[begin Excerpt]

Pollack’s condemnation is no mere academic exercise. He is no anti-Republican pinko, and Rand, which for years existed on Pentagon largess, is no Beijing-by-the-Santa-Monica-Bay. Pollack is angry because he believes the issue of Chinese spying deserved a far more probative and prudent assessment than it got from the bipartisan panel chaired by Christopher Cox, a conservative Orange County congressman.

“The report was an unbelievable rush to judgment,” says Pollack, summing up weeks of painstaking analysis. “I find myself bemused by it all--and deeply disturbed.” Pollack views the Cox work as drawing too many sinister implications out of tenuous reasoning and even thinner evidence: “It is particularly weak on the nuclear espionage issue, the most important one. Who did what to whom is very unclear in its spotty narrative. There are too many unhedged judgments, too many unexplained statements. As a serious document, it simply does not cohere. One has to conclude that the committee knew the answers it wanted before it started out. If it were a PhD thesis at Rand, I’d flunk it.”

Pollack, worried about the report’s fall-out effect on public opinion about people in the U.S. of Chinese ancestry, harks back to the World War II anti-Japanese hysteria in America, especially virulent in California. Could something as vile as this surface in the heat of a new cold war with China? The Cox report, he fears, can be read to raise questions about all Chinese Americans: “Do we really want to believe the worst--that they could all be spies? . . . Is the implication that my Chinese graduate student or a Chinese visitor can be a spy? There is a fine line between prudence and paranoia.”

[end Excerpt]

• _Instructions for the task_: Summarize the excerpt about Pollack's view of the Cox report in two sentences.

[begin Available data]

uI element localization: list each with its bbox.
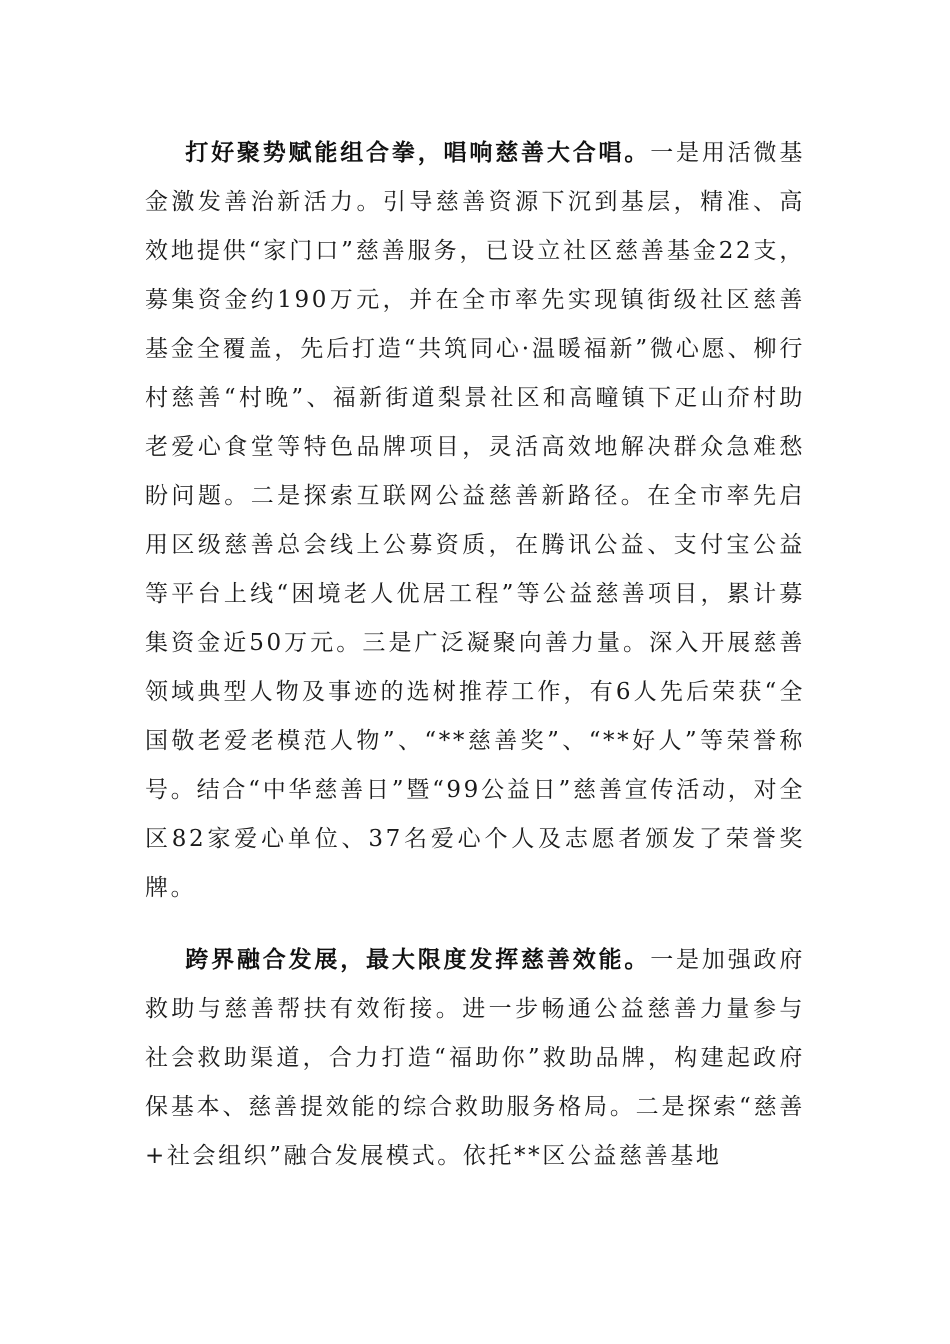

[end Available data]

• _Task result_: Pollack argues that the bipartisan panel chaired by Christopher Cox rushed to judgment on Chinese spying, drawing sinister implications from tenuous reasoning and thin evidence, especially on nuclear espionage. He also fears the report could raise suspicion about all Chinese Americans, recalling the anti-Japanese hysteria in America during World War II.